*Extracted records*
:::::

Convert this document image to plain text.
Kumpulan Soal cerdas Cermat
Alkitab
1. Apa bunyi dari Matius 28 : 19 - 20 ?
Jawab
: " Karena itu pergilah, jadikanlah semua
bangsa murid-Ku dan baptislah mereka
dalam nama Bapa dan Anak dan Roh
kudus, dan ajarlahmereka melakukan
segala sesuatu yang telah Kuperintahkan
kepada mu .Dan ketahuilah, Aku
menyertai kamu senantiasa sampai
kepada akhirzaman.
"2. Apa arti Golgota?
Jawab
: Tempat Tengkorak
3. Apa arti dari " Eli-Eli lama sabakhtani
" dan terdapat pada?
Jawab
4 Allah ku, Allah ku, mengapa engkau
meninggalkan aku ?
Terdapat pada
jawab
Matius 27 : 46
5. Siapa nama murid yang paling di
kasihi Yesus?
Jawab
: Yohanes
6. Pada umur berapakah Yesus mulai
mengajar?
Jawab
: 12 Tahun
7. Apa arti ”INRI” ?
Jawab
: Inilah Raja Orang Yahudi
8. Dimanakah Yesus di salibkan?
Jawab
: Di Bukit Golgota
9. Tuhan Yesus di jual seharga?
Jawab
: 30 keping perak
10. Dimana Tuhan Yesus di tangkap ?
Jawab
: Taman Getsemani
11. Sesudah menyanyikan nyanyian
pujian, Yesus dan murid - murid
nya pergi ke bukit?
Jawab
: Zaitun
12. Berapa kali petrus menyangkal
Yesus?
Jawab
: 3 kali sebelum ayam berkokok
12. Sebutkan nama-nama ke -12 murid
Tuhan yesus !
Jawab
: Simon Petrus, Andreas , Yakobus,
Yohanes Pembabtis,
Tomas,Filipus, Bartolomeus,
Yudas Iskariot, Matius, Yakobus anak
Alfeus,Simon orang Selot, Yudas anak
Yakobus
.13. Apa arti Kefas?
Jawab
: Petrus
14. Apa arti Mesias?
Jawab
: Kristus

:::::

*What is asked*
Write out every entry again exactly, please, with nothing missing.

*Finished exercise*
Convert this document image to plain text.
Kumpulan Soal cerdas Cermat
Alkitab
1. Apa bunyi dari Matius 28 : 19 - 20 ?
Jawab
: " Karena itu pergilah, jadikanlah semua
bangsa murid-Ku dan baptislah mereka
dalam nama Bapa dan Anak dan Roh
kudus, dan ajarlahmereka melakukan
segala sesuatu yang telah Kuperintahkan
kepada mu .Dan ketahuilah, Aku
menyertai kamu senantiasa sampai
kepada akhirzaman.
"2. Apa arti Golgota?
Jawab
: Tempat Tengkorak
3. Apa arti dari " Eli-Eli lama sabakhtani
" dan terdapat pada?
Jawab
4 Allah ku, Allah ku, mengapa engkau
meninggalkan aku ?
Terdapat pada
jawab
Matius 27 : 46
5. Siapa nama murid yang paling di
kasihi Yesus?
Jawab
: Yohanes
6. Pada umur berapakah Yesus mulai
mengajar?
Jawab
: 12 Tahun
7. Apa arti ”INRI” ?
Jawab
: Inilah Raja Orang Yahudi
8. Dimanakah Yesus di salibkan?
Jawab
: Di Bukit Golgota
9. Tuhan Yesus di jual seharga?
Jawab
: 30 keping perak
10. Dimana Tuhan Yesus di tangkap ?
Jawab
: Taman Getsemani
11. Sesudah menyanyikan nyanyian
pujian, Yesus dan murid - murid
nya pergi ke bukit?
Jawab
: Zaitun
12. Berapa kali petrus menyangkal
Yesus?
Jawab
: 3 kali sebelum ayam berkokok
12. Sebutkan nama-nama ke -12 murid
Tuhan yesus !
Jawab
: Simon Petrus, Andreas , Yakobus,
Yohanes Pembabtis,
Tomas,Filipus, Bartolomeus,
Yudas Iskariot, Matius, Yakobus anak
Alfeus,Simon orang Selot, Yudas anak
Yakobus
.13. Apa arti Kefas?
Jawab
: Petrus
14. Apa arti Mesias?
Jawab
: Kristus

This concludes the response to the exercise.